▶ _The exercise_
Count how many lines mention the word "icon". Write that number alone.

▶ _Rows_
------------------------------------------------

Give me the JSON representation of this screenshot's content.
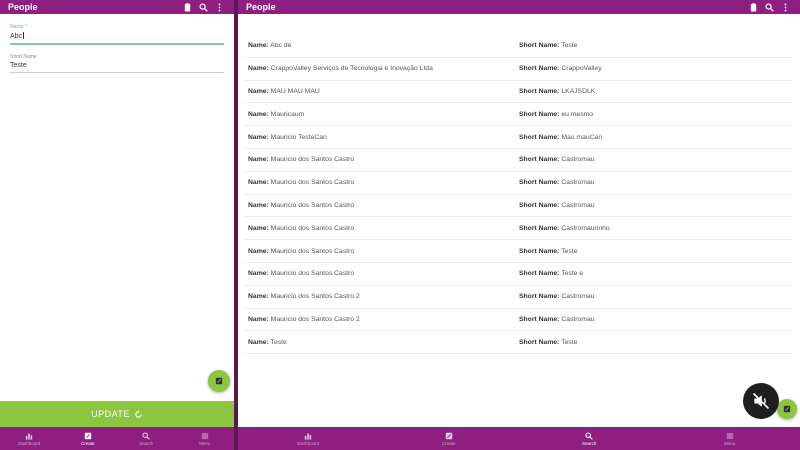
{
  "left": {
    "title": "People",
    "name_label": "Name *",
    "name_value": "Abc",
    "short_label": "Short Name",
    "short_value": "Teste",
    "update_label": "UPDATE"
  },
  "right": {
    "title": "People",
    "name_prefix": "Name:",
    "short_prefix": "Short Name:",
    "rows": [
      {
        "name": "Abc de",
        "short": "Teste"
      },
      {
        "name": "CrappoValley Serviços de Tecnologia e Inovação Ltda",
        "short": "CrappoValley"
      },
      {
        "name": "MAU MAU MAU",
        "short": "LKAJSDLK"
      },
      {
        "name": "Mauricaum",
        "short": "eu mesmo"
      },
      {
        "name": "Mauricio TesteCan",
        "short": "Mau mauCan"
      },
      {
        "name": "Mauricio dos Santos Castro",
        "short": "Castromau"
      },
      {
        "name": "Mauricio dos Santos Castro",
        "short": "Castromau"
      },
      {
        "name": "Mauricio dos Santos Castro",
        "short": "Castromau"
      },
      {
        "name": "Mauricio dos Santos Castro",
        "short": "Castromaurinho"
      },
      {
        "name": "Mauricio dos Santos Castro",
        "short": "Teste"
      },
      {
        "name": "Mauricio dos Santos Castro",
        "short": "Teste e"
      },
      {
        "name": "Mauricio dos Santos Castro 2",
        "short": "Castromau"
      },
      {
        "name": "Mauricio dos Santos Castro 2",
        "short": "Castromau"
      },
      {
        "name": "Teste",
        "short": "Teste"
      }
    ]
  },
  "nav": [
    {
      "label": "Dashboard",
      "icon": "chart-icon"
    },
    {
      "label": "Create",
      "icon": "create-icon"
    },
    {
      "label": "Search",
      "icon": "search-icon"
    },
    {
      "label": "Menu",
      "icon": "menu-icon"
    }
  ],
  "colors": {
    "primary": "#8e1f81",
    "accent": "#8cc63f"
  }
}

------------------------------------------------

▶ _Finished answer_
4